(Data excerpts)
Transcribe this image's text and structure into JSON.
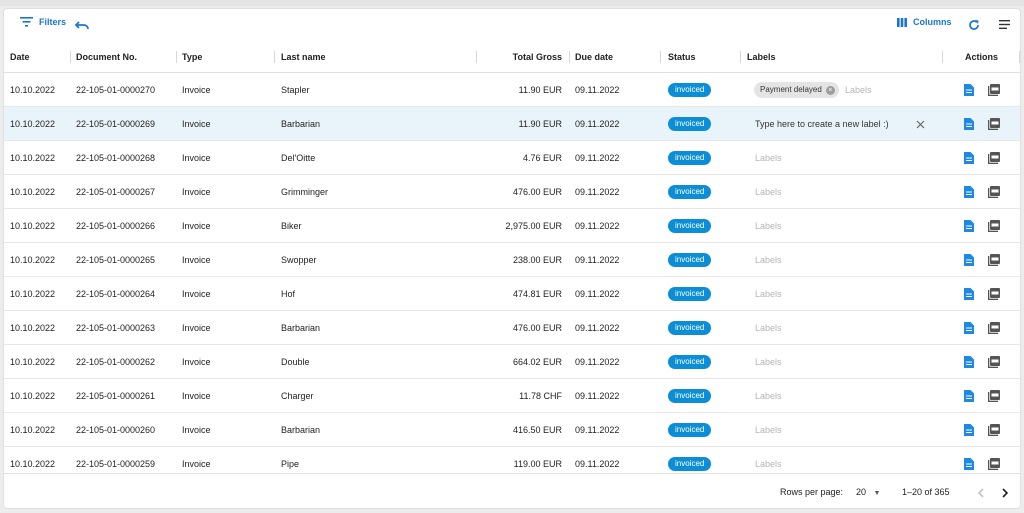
{
  "toolbar": {
    "filters_label": "Filters",
    "columns_label": "Columns"
  },
  "columns": {
    "date": "Date",
    "document_no": "Document No.",
    "type": "Type",
    "last_name": "Last name",
    "total_gross": "Total Gross",
    "due_date": "Due date",
    "status": "Status",
    "labels": "Labels",
    "actions": "Actions"
  },
  "rows": [
    {
      "date": "10.10.2022",
      "doc": "22-105-01-0000270",
      "type": "Invoice",
      "name": "Stapler",
      "total": "11.90 EUR",
      "due": "09.11.2022",
      "status": "invoiced",
      "label_chip": "Payment delayed",
      "labels_placeholder": "Labels"
    },
    {
      "date": "10.10.2022",
      "doc": "22-105-01-0000269",
      "type": "Invoice",
      "name": "Barbarian",
      "total": "11.90 EUR",
      "due": "09.11.2022",
      "status": "invoiced",
      "label_input": "Type here to create a new label :)"
    },
    {
      "date": "10.10.2022",
      "doc": "22-105-01-0000268",
      "type": "Invoice",
      "name": "Del'Oitte",
      "total": "4.76 EUR",
      "due": "09.11.2022",
      "status": "invoiced",
      "labels_placeholder": "Labels"
    },
    {
      "date": "10.10.2022",
      "doc": "22-105-01-0000267",
      "type": "Invoice",
      "name": "Grimminger",
      "total": "476.00 EUR",
      "due": "09.11.2022",
      "status": "invoiced",
      "labels_placeholder": "Labels"
    },
    {
      "date": "10.10.2022",
      "doc": "22-105-01-0000266",
      "type": "Invoice",
      "name": "Biker",
      "total": "2,975.00 EUR",
      "due": "09.11.2022",
      "status": "invoiced",
      "labels_placeholder": "Labels"
    },
    {
      "date": "10.10.2022",
      "doc": "22-105-01-0000265",
      "type": "Invoice",
      "name": "Swopper",
      "total": "238.00 EUR",
      "due": "09.11.2022",
      "status": "invoiced",
      "labels_placeholder": "Labels"
    },
    {
      "date": "10.10.2022",
      "doc": "22-105-01-0000264",
      "type": "Invoice",
      "name": "Hof",
      "total": "474.81 EUR",
      "due": "09.11.2022",
      "status": "invoiced",
      "labels_placeholder": "Labels"
    },
    {
      "date": "10.10.2022",
      "doc": "22-105-01-0000263",
      "type": "Invoice",
      "name": "Barbarian",
      "total": "476.00 EUR",
      "due": "09.11.2022",
      "status": "invoiced",
      "labels_placeholder": "Labels"
    },
    {
      "date": "10.10.2022",
      "doc": "22-105-01-0000262",
      "type": "Invoice",
      "name": "Double",
      "total": "664.02 EUR",
      "due": "09.11.2022",
      "status": "invoiced",
      "labels_placeholder": "Labels"
    },
    {
      "date": "10.10.2022",
      "doc": "22-105-01-0000261",
      "type": "Invoice",
      "name": "Charger",
      "total": "11.78 CHF",
      "due": "09.11.2022",
      "status": "invoiced",
      "labels_placeholder": "Labels"
    },
    {
      "date": "10.10.2022",
      "doc": "22-105-01-0000260",
      "type": "Invoice",
      "name": "Barbarian",
      "total": "416.50 EUR",
      "due": "09.11.2022",
      "status": "invoiced",
      "labels_placeholder": "Labels"
    },
    {
      "date": "10.10.2022",
      "doc": "22-105-01-0000259",
      "type": "Invoice",
      "name": "Pipe",
      "total": "119.00 EUR",
      "due": "09.11.2022",
      "status": "invoiced",
      "labels_placeholder": "Labels"
    }
  ],
  "footer": {
    "rows_per_page_label": "Rows per page:",
    "rows_per_page_value": "20",
    "range": "1–20 of 365"
  },
  "colors": {
    "accent": "#1976d2",
    "status_badge": "#0c8ed6",
    "selected_row": "#e9f4fa"
  },
  "icons": [
    "filter-icon",
    "undo-icon",
    "columns-icon",
    "refresh-icon",
    "density-icon",
    "document-icon",
    "pdf-icon",
    "chevron-left-icon",
    "chevron-right-icon",
    "dropdown-arrow-icon",
    "clear-icon"
  ]
}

### WRITTEN EXERCISE
Repeat the full listing above exactly, with no pictures in the copy.

### TASK ANSWER
Transcribe this image's text and structure into JSON.
{
  "toolbar": {
    "filters_label": "Filters",
    "columns_label": "Columns"
  },
  "columns": {
    "date": "Date",
    "document_no": "Document No.",
    "type": "Type",
    "last_name": "Last name",
    "total_gross": "Total Gross",
    "due_date": "Due date",
    "status": "Status",
    "labels": "Labels",
    "actions": "Actions"
  },
  "rows": [
    {
      "date": "10.10.2022",
      "doc": "22-105-01-0000270",
      "type": "Invoice",
      "name": "Stapler",
      "total": "11.90 EUR",
      "due": "09.11.2022",
      "status": "invoiced",
      "label_chip": "Payment delayed",
      "labels_placeholder": "Labels"
    },
    {
      "date": "10.10.2022",
      "doc": "22-105-01-0000269",
      "type": "Invoice",
      "name": "Barbarian",
      "total": "11.90 EUR",
      "due": "09.11.2022",
      "status": "invoiced",
      "label_input": "Type here to create a new label :)"
    },
    {
      "date": "10.10.2022",
      "doc": "22-105-01-0000268",
      "type": "Invoice",
      "name": "Del'Oitte",
      "total": "4.76 EUR",
      "due": "09.11.2022",
      "status": "invoiced",
      "labels_placeholder": "Labels"
    },
    {
      "date": "10.10.2022",
      "doc": "22-105-01-0000267",
      "type": "Invoice",
      "name": "Grimminger",
      "total": "476.00 EUR",
      "due": "09.11.2022",
      "status": "invoiced",
      "labels_placeholder": "Labels"
    },
    {
      "date": "10.10.2022",
      "doc": "22-105-01-0000266",
      "type": "Invoice",
      "name": "Biker",
      "total": "2,975.00 EUR",
      "due": "09.11.2022",
      "status": "invoiced",
      "labels_placeholder": "Labels"
    },
    {
      "date": "10.10.2022",
      "doc": "22-105-01-0000265",
      "type": "Invoice",
      "name": "Swopper",
      "total": "238.00 EUR",
      "due": "09.11.2022",
      "status": "invoiced",
      "labels_placeholder": "Labels"
    },
    {
      "date": "10.10.2022",
      "doc": "22-105-01-0000264",
      "type": "Invoice",
      "name": "Hof",
      "total": "474.81 EUR",
      "due": "09.11.2022",
      "status": "invoiced",
      "labels_placeholder": "Labels"
    },
    {
      "date": "10.10.2022",
      "doc": "22-105-01-0000263",
      "type": "Invoice",
      "name": "Barbarian",
      "total": "476.00 EUR",
      "due": "09.11.2022",
      "status": "invoiced",
      "labels_placeholder": "Labels"
    },
    {
      "date": "10.10.2022",
      "doc": "22-105-01-0000262",
      "type": "Invoice",
      "name": "Double",
      "total": "664.02 EUR",
      "due": "09.11.2022",
      "status": "invoiced",
      "labels_placeholder": "Labels"
    },
    {
      "date": "10.10.2022",
      "doc": "22-105-01-0000261",
      "type": "Invoice",
      "name": "Charger",
      "total": "11.78 CHF",
      "due": "09.11.2022",
      "status": "invoiced",
      "labels_placeholder": "Labels"
    },
    {
      "date": "10.10.2022",
      "doc": "22-105-01-0000260",
      "type": "Invoice",
      "name": "Barbarian",
      "total": "416.50 EUR",
      "due": "09.11.2022",
      "status": "invoiced",
      "labels_placeholder": "Labels"
    },
    {
      "date": "10.10.2022",
      "doc": "22-105-01-0000259",
      "type": "Invoice",
      "name": "Pipe",
      "total": "119.00 EUR",
      "due": "09.11.2022",
      "status": "invoiced",
      "labels_placeholder": "Labels"
    }
  ],
  "footer": {
    "rows_per_page_label": "Rows per page:",
    "rows_per_page_value": "20",
    "range": "1–20 of 365"
  },
  "colors": {
    "accent": "#1976d2",
    "status_badge": "#0c8ed6",
    "selected_row": "#e9f4fa"
  },
  "icons": [
    "filter-icon",
    "undo-icon",
    "columns-icon",
    "refresh-icon",
    "density-icon",
    "document-icon",
    "pdf-icon",
    "chevron-left-icon",
    "chevron-right-icon",
    "dropdown-arrow-icon",
    "clear-icon"
  ]
}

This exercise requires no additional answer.